* START RECORDS FOR PROCESSING *

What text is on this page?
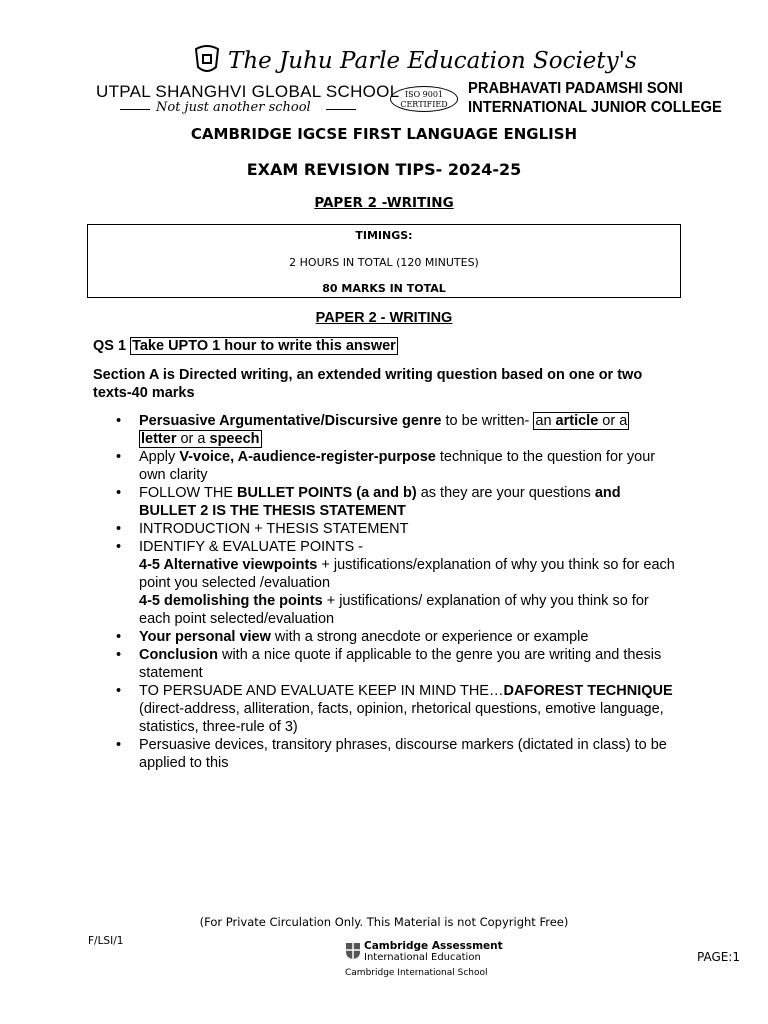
The Juhu Parle Education Society's
UTPAL SHANGHVI GLOBAL SCHOOL
Not just another school
ISO 9001
CERTIFIED
PRABHAVATI PADAMSHI SONI
INTERNATIONAL JUNIOR COLLEGE
CAMBRIDGE IGCSE FIRST LANGUAGE ENGLISH
EXAM REVISION TIPS- 2024-25
PAPER 2 -WRITING
TIMINGS:
2 HOURS IN TOTAL (120 MINUTES)
80 MARKS IN TOTAL
PAPER 2 - WRITING
QS 1 Take UPTO 1 hour to write this answer
Section A is Directed writing, an extended writing question based on one or two texts-40 marks
• Persuasive Argumentative/Discursive genre to be written- an article or a
letter or a speech
• Apply V-voice, A-audience-register-purpose technique to the question for your own clarity
• FOLLOW THE BULLET POINTS (a and b) as they are your questions and BULLET 2 IS THE THESIS STATEMENT
• INTRODUCTION + THESIS STATEMENT
• IDENTIFY & EVALUATE POINTS -
4-5 Alternative viewpoints + justifications/explanation of why you think so for each point you selected /evaluation
4-5 demolishing the points + justifications/ explanation of why you think so for each point selected/evaluation
• Your personal view with a strong anecdote or experience or example
• Conclusion with a nice quote if applicable to the genre you are writing and thesis statement
• TO PERSUADE AND EVALUATE KEEP IN MIND THE…DAFOREST TECHNIQUE (direct-address, alliteration, facts, opinion, rhetorical questions, emotive language, statistics, three-rule of 3)
• Persuasive devices, transitory phrases, discourse markers (dictated in class) to be applied to this
(For Private Circulation Only. This Material is not Copyright Free)
F/LSI/1	Cambridge Assessment
International Education
Cambridge International School
PAGE:1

* END RECORDS FOR PROCESSING *

→ **WHAT THE TASK REQUIRES**: Write out every entry again word for word, without any of the pictures.

→ **RESULT OF THE TASK**:
What text is on this page?
The Juhu Parle Education Society's
UTPAL SHANGHVI GLOBAL SCHOOL
Not just another school
ISO 9001
CERTIFIED
PRABHAVATI PADAMSHI SONI
INTERNATIONAL JUNIOR COLLEGE
CAMBRIDGE IGCSE FIRST LANGUAGE ENGLISH
EXAM REVISION TIPS- 2024-25
PAPER 2 -WRITING
TIMINGS:
2 HOURS IN TOTAL (120 MINUTES)
80 MARKS IN TOTAL
PAPER 2 - WRITING
QS 1 Take UPTO 1 hour to write this answer
Section A is Directed writing, an extended writing question based on one or two texts-40 marks
• Persuasive Argumentative/Discursive genre to be written- an article or a
letter or a speech
• Apply V-voice, A-audience-register-purpose technique to the question for your own clarity
• FOLLOW THE BULLET POINTS (a and b) as they are your questions and BULLET 2 IS THE THESIS STATEMENT
• INTRODUCTION + THESIS STATEMENT
• IDENTIFY & EVALUATE POINTS -
4-5 Alternative viewpoints + justifications/explanation of why you think so for each point you selected /evaluation
4-5 demolishing the points + justifications/ explanation of why you think so for each point selected/evaluation
• Your personal view with a strong anecdote or experience or example
• Conclusion with a nice quote if applicable to the genre you are writing and thesis statement
• TO PERSUADE AND EVALUATE KEEP IN MIND THE…DAFOREST TECHNIQUE (direct-address, alliteration, facts, opinion, rhetorical questions, emotive language, statistics, three-rule of 3)
• Persuasive devices, transitory phrases, discourse markers (dictated in class) to be applied to this
(For Private Circulation Only. This Material is not Copyright Free)
F/LSI/1	Cambridge Assessment
International Education
Cambridge International School
PAGE:1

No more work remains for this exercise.